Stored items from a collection

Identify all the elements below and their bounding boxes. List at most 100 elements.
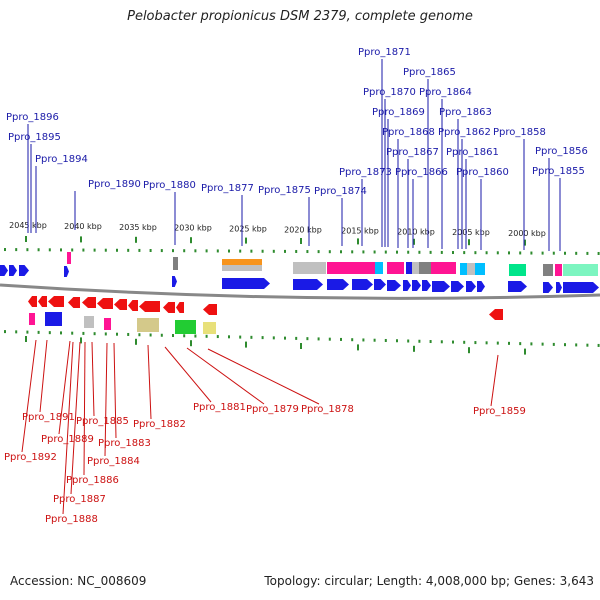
minor-tick [519, 251, 522, 255]
major-tick [135, 236, 137, 243]
major-tick [524, 239, 526, 246]
minor-tick [508, 251, 510, 255]
minor-tick [418, 250, 421, 254]
minor-tick [407, 250, 410, 254]
minor-tick [351, 338, 354, 342]
minor-tick [160, 249, 163, 253]
scale-tick-label: 2010 kbp [397, 227, 435, 236]
reverse-gene-arrow [176, 302, 184, 313]
minor-tick [306, 337, 309, 341]
reverse-gene-arrow [163, 302, 175, 313]
top-gene-label: Ppro_1871 [358, 47, 411, 58]
forward-gene-arrow [508, 281, 527, 292]
minor-tick [272, 336, 275, 340]
gene-leader-line [186, 347, 265, 405]
top-gene-label: Ppro_1894 [35, 154, 88, 165]
minor-tick [261, 249, 264, 253]
major-tick [190, 340, 192, 347]
reverse-gene-arrow [489, 309, 503, 320]
scale-tick-label: 2020 kbp [284, 226, 322, 235]
major-tick [300, 238, 302, 244]
minor-tick [138, 333, 141, 337]
top-gene-label: Ppro_1865 [403, 67, 456, 78]
minor-tick [250, 335, 253, 339]
minor-tick [272, 249, 275, 253]
top-gene-label: Ppro_1868 [382, 127, 435, 138]
gene-leader-line [164, 346, 212, 403]
major-tick [80, 236, 82, 243]
reverse-gene-arrow [38, 296, 47, 307]
major-tick [357, 238, 359, 245]
feature-block [555, 264, 562, 276]
forward-gene-arrow [432, 281, 450, 292]
feature-block [363, 262, 375, 274]
minor-tick [82, 331, 85, 335]
top-gene-label: Ppro_1864 [419, 87, 472, 98]
minor-tick [586, 251, 589, 255]
top-gene-label: Ppro_1858 [493, 127, 546, 138]
minor-tick [407, 339, 410, 343]
minor-tick [295, 336, 298, 340]
minor-tick [239, 335, 242, 339]
feature-block [104, 318, 111, 330]
minor-tick [48, 248, 51, 252]
major-tick [357, 344, 359, 351]
minor-tick [104, 332, 107, 336]
minor-tick [183, 249, 186, 253]
minor-tick [216, 249, 219, 253]
forward-gene-arrow [543, 282, 553, 293]
major-tick [300, 343, 302, 349]
minor-tick [463, 340, 466, 344]
minor-tick [541, 251, 544, 255]
forward-gene-arrow [556, 282, 562, 293]
forward-gene-arrow [64, 266, 69, 277]
minor-tick [373, 338, 376, 342]
map-title: Pelobacter propionicus DSM 2379, complet… [127, 9, 473, 24]
gene-leader-line [39, 339, 48, 413]
forward-gene-arrow [451, 281, 464, 292]
minor-tick [250, 249, 253, 253]
minor-tick [485, 341, 488, 345]
forward-gene-arrow [0, 265, 8, 276]
feature-block [460, 263, 467, 275]
minor-tick [127, 332, 130, 336]
scale-tick-label: 2000 kbp [508, 229, 546, 238]
minor-tick [429, 340, 432, 344]
feature-block [387, 262, 404, 274]
minor-tick [552, 342, 555, 346]
minor-tick [541, 342, 544, 346]
minor-tick [575, 251, 578, 255]
feature-block [45, 312, 62, 326]
feature-block [543, 264, 553, 276]
minor-tick [396, 339, 398, 343]
forward-gene-arrow [403, 280, 411, 291]
genome-summary: Topology: circular; Length: 4,008,000 bp… [264, 574, 594, 588]
gene-leader-line [207, 348, 320, 405]
top-gene-label: Ppro_1855 [532, 166, 585, 177]
minor-tick [530, 342, 533, 346]
minor-tick [71, 248, 74, 252]
minor-tick [216, 335, 219, 339]
major-tick [245, 237, 247, 244]
forward-gene-arrow [563, 282, 599, 293]
forward-gene-arrow [222, 278, 270, 289]
minor-tick [228, 335, 230, 339]
major-tick [413, 345, 415, 352]
minor-tick [172, 334, 174, 338]
top-gene-label: Ppro_1856 [535, 146, 588, 157]
scale-tick-label: 2025 kbp [229, 225, 267, 234]
minor-tick [362, 338, 365, 342]
minor-tick [317, 250, 320, 254]
minor-tick [15, 330, 18, 334]
feature-block [412, 262, 419, 274]
forward-gene-arrow [422, 280, 431, 291]
feature-block [222, 259, 262, 265]
top-gene-label: Ppro_1867 [386, 147, 439, 158]
minor-tick [452, 251, 454, 255]
forward-gene-arrow [477, 281, 485, 292]
accession-label: Accession: NC_008609 [10, 574, 147, 588]
minor-tick [172, 249, 174, 253]
minor-tick [463, 251, 466, 255]
feature-block [293, 262, 326, 274]
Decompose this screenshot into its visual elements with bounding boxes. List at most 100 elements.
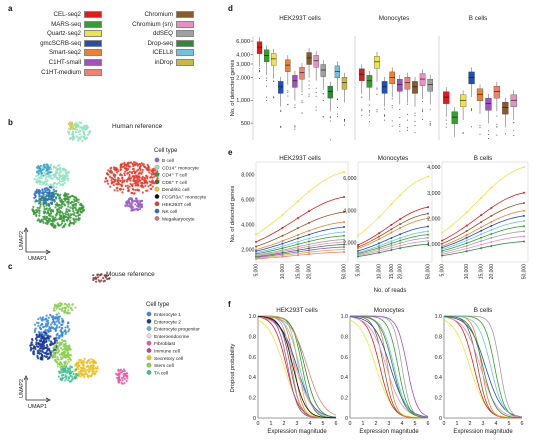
- saturation-curve: [255, 196, 345, 243]
- y-tick-label-d: 1,000: [236, 98, 250, 104]
- dropout-curve: [257, 315, 337, 416]
- outlier-point: [406, 119, 408, 121]
- umap-x-label: UMAP1: [28, 256, 47, 260]
- box: [320, 64, 326, 77]
- curve-point: [357, 255, 359, 258]
- legend-label: gmcSCRB-seq: [40, 39, 81, 47]
- x-tick-label-f: 6: [427, 421, 430, 427]
- legend-swatch: [176, 39, 194, 47]
- saturation-curve: [255, 249, 345, 259]
- outlier-point: [406, 129, 408, 131]
- human-reference-title: Human reference: [112, 123, 163, 130]
- curve-point: [490, 232, 493, 235]
- cell-type-legend-label: Enteroendocrine: [154, 334, 190, 340]
- legend-dot: [154, 201, 160, 207]
- outlier-point: [384, 115, 386, 117]
- outlier-point: [294, 128, 296, 130]
- saturation-curve: [357, 243, 429, 257]
- curve-point: [343, 211, 345, 213]
- outlier-point: [399, 130, 401, 132]
- outlier-point: [315, 95, 317, 97]
- curve-point: [490, 206, 493, 209]
- curve-point: [307, 190, 310, 193]
- outlier-point: [280, 126, 282, 128]
- cell-type-legend-label: NK cell: [162, 209, 177, 215]
- outlier-point: [315, 109, 317, 111]
- cluster-hek293t: [103, 161, 160, 195]
- outlier-point: [422, 108, 424, 110]
- curve-point: [480, 233, 483, 236]
- y-tick-label-e: 8,000: [241, 173, 254, 179]
- curve-point: [523, 191, 525, 194]
- legend-dot: [146, 348, 152, 353]
- outlier-point: [391, 107, 393, 109]
- legend-item-drop-seq: Drop-seq: [114, 39, 194, 48]
- x-tick-label-e: 50,000: [342, 264, 348, 280]
- outlier-point: [479, 126, 481, 128]
- box: [419, 73, 426, 86]
- box: [256, 41, 263, 54]
- outlier-point: [259, 71, 261, 73]
- x-tick-label-f: 4: [401, 421, 404, 427]
- outlier-point: [308, 80, 310, 82]
- cluster-dendritic: [67, 121, 78, 130]
- curve-point: [296, 249, 299, 252]
- curve-point: [357, 234, 359, 237]
- curve-point: [480, 243, 483, 246]
- curve-point: [296, 254, 299, 257]
- legend-label: Quartz-seq2: [46, 30, 81, 38]
- y-tick-label-e: 2,000: [343, 241, 356, 247]
- curve-point: [427, 212, 429, 215]
- legend-swatch: [176, 20, 194, 28]
- dropout-curve: [257, 316, 337, 418]
- curve-point: [390, 236, 393, 239]
- curve-point: [441, 245, 443, 248]
- saturation-curve: [357, 234, 429, 254]
- outlier-point: [361, 108, 363, 110]
- y-tick-label-d: 2,000: [236, 75, 250, 81]
- outlier-point: [259, 77, 261, 79]
- curve-point: [296, 200, 299, 203]
- outlier-point: [414, 112, 416, 114]
- outlier-point: [301, 101, 303, 103]
- outlier-point: [496, 115, 498, 117]
- cell-type-legend-label: Immune cell: [154, 349, 180, 355]
- box: [493, 85, 500, 99]
- curve-point: [378, 248, 381, 251]
- saturation-curve: [255, 211, 345, 247]
- panel-label-d: d: [228, 4, 233, 13]
- curve-point: [523, 225, 525, 228]
- outlier-point: [315, 91, 317, 93]
- legend-dot: [154, 194, 160, 199]
- curve-point: [490, 244, 493, 247]
- cell-type-legend-label: FCGR3A⁺ monocyte: [162, 195, 206, 201]
- y-tick-label-d: 3,000: [236, 62, 250, 68]
- box-plot-panel-d: No. of detected genes 500 1,000 2,000 3,000 4…: [230, 15, 517, 141]
- box: [451, 111, 458, 124]
- outlier-point: [329, 117, 331, 119]
- cell-type-legend-label: TA cell: [154, 370, 168, 376]
- curve-point: [296, 240, 299, 243]
- curve-point: [465, 247, 468, 250]
- legend-dot: [154, 157, 160, 163]
- outlier-point: [471, 126, 473, 128]
- legend-label: MARS-seq: [51, 20, 81, 28]
- outlier-point: [376, 87, 378, 89]
- curve-point: [255, 233, 257, 236]
- mouse-reference-title: Mouse reference: [106, 271, 155, 278]
- y-tick-label-d: 6,000: [236, 39, 250, 45]
- curve-point: [378, 244, 381, 247]
- outlier-point: [513, 135, 515, 137]
- outlier-point: [422, 101, 424, 103]
- curve-point: [441, 254, 443, 257]
- curve-point: [427, 175, 429, 178]
- x-tick-label-f: 3: [482, 421, 485, 427]
- outlier-point: [496, 134, 498, 136]
- curve-point: [378, 242, 381, 245]
- outlier-point: [273, 97, 275, 99]
- outlier-point: [273, 80, 275, 82]
- saturation-curve: [441, 241, 525, 257]
- curve-point: [255, 257, 257, 260]
- y-tick-label-e: 1,000: [427, 242, 440, 248]
- x-tick-label-e: 50,000: [426, 264, 432, 280]
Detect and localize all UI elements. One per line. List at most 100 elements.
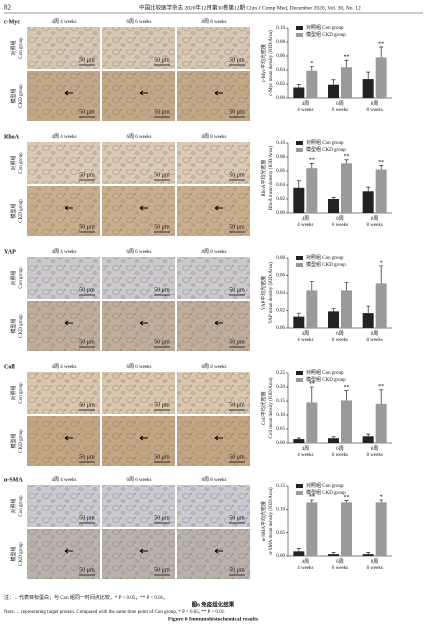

_Problem requirements_: All lines of the records above that carry the word "saturation" should be listed.

_Exercise result_:
- saturation-curve: [255, 196, 345, 243]
- saturation-curve: [255, 249, 345, 259]
- saturation-curve: [357, 243, 429, 257]
- saturation-curve: [357, 234, 429, 254]
- saturation-curve: [255, 211, 345, 247]
- saturation-curve: [441, 241, 525, 257]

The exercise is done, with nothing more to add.